START Supplied material

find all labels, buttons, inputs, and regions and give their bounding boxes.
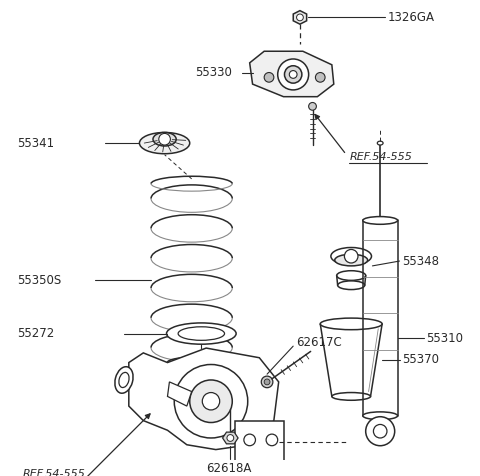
Circle shape	[285, 66, 302, 83]
Ellipse shape	[320, 318, 382, 330]
Polygon shape	[320, 324, 382, 397]
Polygon shape	[250, 51, 334, 97]
Ellipse shape	[332, 393, 371, 400]
Ellipse shape	[331, 248, 372, 265]
Text: 62617C: 62617C	[296, 336, 342, 349]
Circle shape	[278, 59, 309, 90]
Text: 55330: 55330	[195, 66, 232, 79]
Circle shape	[289, 70, 297, 79]
Polygon shape	[129, 348, 279, 450]
Circle shape	[264, 379, 270, 385]
Text: 55341: 55341	[18, 137, 55, 149]
Circle shape	[202, 393, 220, 410]
Circle shape	[190, 380, 232, 423]
Circle shape	[366, 416, 395, 446]
Ellipse shape	[363, 412, 397, 420]
Polygon shape	[293, 10, 307, 24]
Circle shape	[264, 72, 274, 82]
Ellipse shape	[372, 218, 388, 223]
Ellipse shape	[178, 327, 225, 340]
Circle shape	[309, 102, 316, 110]
Circle shape	[159, 133, 170, 145]
Polygon shape	[235, 421, 284, 464]
Ellipse shape	[377, 141, 383, 145]
Text: 55348: 55348	[402, 255, 439, 268]
Text: 1326GA: 1326GA	[388, 11, 435, 24]
Text: 55350S: 55350S	[18, 274, 62, 287]
Circle shape	[345, 249, 358, 263]
Ellipse shape	[167, 323, 236, 344]
Text: REF.54-555: REF.54-555	[23, 469, 85, 476]
Ellipse shape	[335, 254, 368, 266]
Ellipse shape	[336, 271, 366, 280]
Text: 55310: 55310	[427, 332, 464, 345]
Polygon shape	[168, 382, 192, 406]
Polygon shape	[223, 432, 238, 444]
Text: 55272: 55272	[18, 327, 55, 340]
Circle shape	[297, 14, 303, 21]
Ellipse shape	[153, 132, 176, 146]
Circle shape	[244, 434, 255, 446]
Ellipse shape	[363, 217, 397, 224]
Circle shape	[315, 72, 325, 82]
Circle shape	[266, 434, 278, 446]
Ellipse shape	[337, 281, 365, 289]
Ellipse shape	[115, 367, 133, 393]
Text: 55370: 55370	[402, 353, 439, 366]
Text: REF.54-555: REF.54-555	[349, 152, 412, 162]
Ellipse shape	[119, 372, 129, 387]
Circle shape	[174, 365, 248, 438]
Text: 62618A: 62618A	[206, 462, 252, 476]
Circle shape	[373, 425, 387, 438]
Circle shape	[261, 376, 273, 388]
Circle shape	[227, 435, 234, 441]
Ellipse shape	[140, 132, 190, 154]
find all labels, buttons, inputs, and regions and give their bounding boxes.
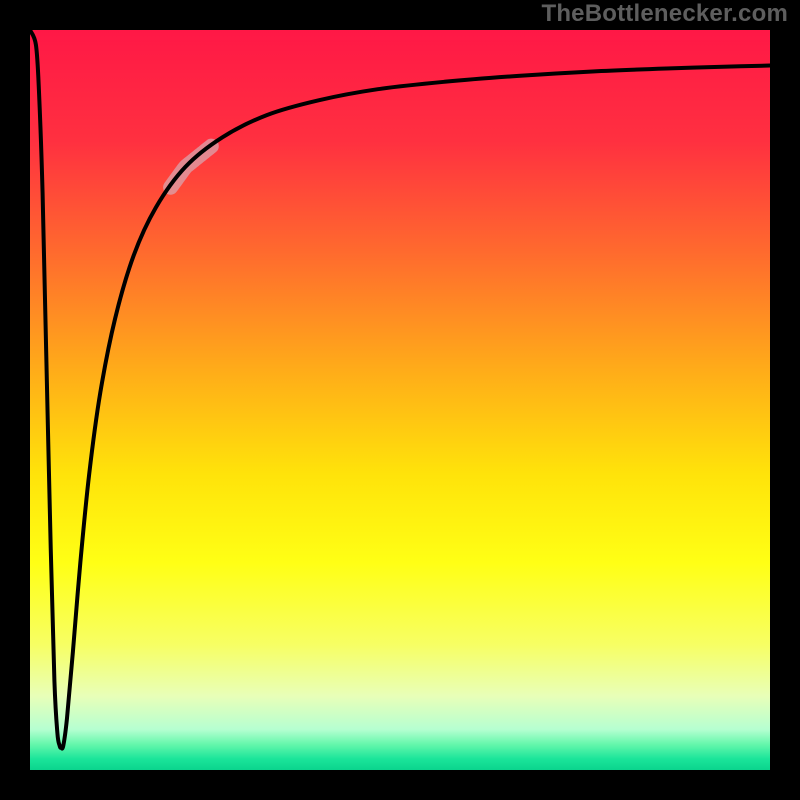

END Supplied material

Work to do: Copy every line of the records above verbatim, omitting the pictures.

Answer to the exercise:
find all labels, buttons, inputs, and regions and give their bounding boxes.
Circle shape	[285, 66, 302, 83]
Ellipse shape	[320, 318, 382, 330]
Polygon shape	[320, 324, 382, 397]
Polygon shape	[250, 51, 334, 97]
Ellipse shape	[332, 393, 371, 400]
Ellipse shape	[331, 248, 372, 265]
Text: 62617C: 62617C	[296, 336, 342, 349]
Circle shape	[278, 59, 309, 90]
Text: 55330: 55330	[195, 66, 232, 79]
Circle shape	[289, 70, 297, 79]
Polygon shape	[129, 348, 279, 450]
Circle shape	[264, 379, 270, 385]
Text: 55341: 55341	[18, 137, 55, 149]
Circle shape	[202, 393, 220, 410]
Circle shape	[190, 380, 232, 423]
Circle shape	[366, 416, 395, 446]
Ellipse shape	[363, 412, 397, 420]
Polygon shape	[293, 10, 307, 24]
Circle shape	[264, 72, 274, 82]
Ellipse shape	[372, 218, 388, 223]
Ellipse shape	[178, 327, 225, 340]
Circle shape	[309, 102, 316, 110]
Circle shape	[159, 133, 170, 145]
Polygon shape	[235, 421, 284, 464]
Ellipse shape	[377, 141, 383, 145]
Text: 55348: 55348	[402, 255, 439, 268]
Text: 1326GA: 1326GA	[388, 11, 435, 24]
Text: 55350S: 55350S	[18, 274, 62, 287]
Circle shape	[345, 249, 358, 263]
Ellipse shape	[167, 323, 236, 344]
Text: REF.54-555: REF.54-555	[23, 469, 85, 476]
Ellipse shape	[335, 254, 368, 266]
Ellipse shape	[336, 271, 366, 280]
Text: 55310: 55310	[427, 332, 464, 345]
Polygon shape	[168, 382, 192, 406]
Polygon shape	[223, 432, 238, 444]
Text: 55272: 55272	[18, 327, 55, 340]
Circle shape	[297, 14, 303, 21]
Ellipse shape	[153, 132, 176, 146]
Circle shape	[244, 434, 255, 446]
Ellipse shape	[363, 217, 397, 224]
Circle shape	[315, 72, 325, 82]
Circle shape	[266, 434, 278, 446]
Ellipse shape	[337, 281, 365, 289]
Ellipse shape	[115, 367, 133, 393]
Text: 55370: 55370	[402, 353, 439, 366]
Text: REF.54-555: REF.54-555	[349, 152, 412, 162]
Ellipse shape	[119, 372, 129, 387]
Circle shape	[174, 365, 248, 438]
Text: 62618A: 62618A	[206, 462, 252, 476]
Circle shape	[373, 425, 387, 438]
Circle shape	[261, 376, 273, 388]
Circle shape	[227, 435, 234, 441]
Ellipse shape	[140, 132, 190, 154]
find all labels, buttons, inputs, and regions and give their bounding boxes.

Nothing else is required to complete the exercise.